WHAT IS ASKED:
Reproduce every line of the records below without any change.

[Entries drawn from a collection]
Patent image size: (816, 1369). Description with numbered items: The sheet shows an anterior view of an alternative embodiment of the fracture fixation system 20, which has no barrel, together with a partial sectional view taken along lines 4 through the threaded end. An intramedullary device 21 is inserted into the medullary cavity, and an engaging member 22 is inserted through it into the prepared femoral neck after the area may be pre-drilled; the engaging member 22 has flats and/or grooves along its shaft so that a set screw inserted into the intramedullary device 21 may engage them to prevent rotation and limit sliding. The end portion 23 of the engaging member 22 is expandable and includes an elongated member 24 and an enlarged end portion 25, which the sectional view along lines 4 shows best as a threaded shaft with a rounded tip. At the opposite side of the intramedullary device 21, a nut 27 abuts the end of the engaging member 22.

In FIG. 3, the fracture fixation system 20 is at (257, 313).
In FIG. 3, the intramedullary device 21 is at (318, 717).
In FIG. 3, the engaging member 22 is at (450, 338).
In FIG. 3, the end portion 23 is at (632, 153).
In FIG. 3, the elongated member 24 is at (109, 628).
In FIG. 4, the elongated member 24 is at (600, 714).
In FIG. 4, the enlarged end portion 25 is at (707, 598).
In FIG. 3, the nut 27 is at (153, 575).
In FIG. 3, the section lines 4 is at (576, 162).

FINISHED ANSWER:
Patent image size: (816, 1369). Description with numbered items: The sheet shows an anterior view of an alternative embodiment of the fracture fixation system 20, which has no barrel, together with a partial sectional view taken along lines 4 through the threaded end. An intramedullary device 21 is inserted into the medullary cavity, and an engaging member 22 is inserted through it into the prepared femoral neck after the area may be pre-drilled; the engaging member 22 has flats and/or grooves along its shaft so that a set screw inserted into the intramedullary device 21 may engage them to prevent rotation and limit sliding. The end portion 23 of the engaging member 22 is expandable and includes an elongated member 24 and an enlarged end portion 25, which the sectional view along lines 4 shows best as a threaded shaft with a rounded tip. At the opposite side of the intramedullary device 21, a nut 27 abuts the end of the engaging member 22.

In FIG. 3, the fracture fixation system 20 is at (257, 313).
In FIG. 3, the intramedullary device 21 is at (318, 717).
In FIG. 3, the engaging member 22 is at (450, 338).
In FIG. 3, the end portion 23 is at (632, 153).
In FIG. 3, the elongated member 24 is at (109, 628).
In FIG. 4, the elongated member 24 is at (600, 714).
In FIG. 4, the enlarged end portion 25 is at (707, 598).
In FIG. 3, the nut 27 is at (153, 575).
In FIG. 3, the section lines 4 is at (576, 162).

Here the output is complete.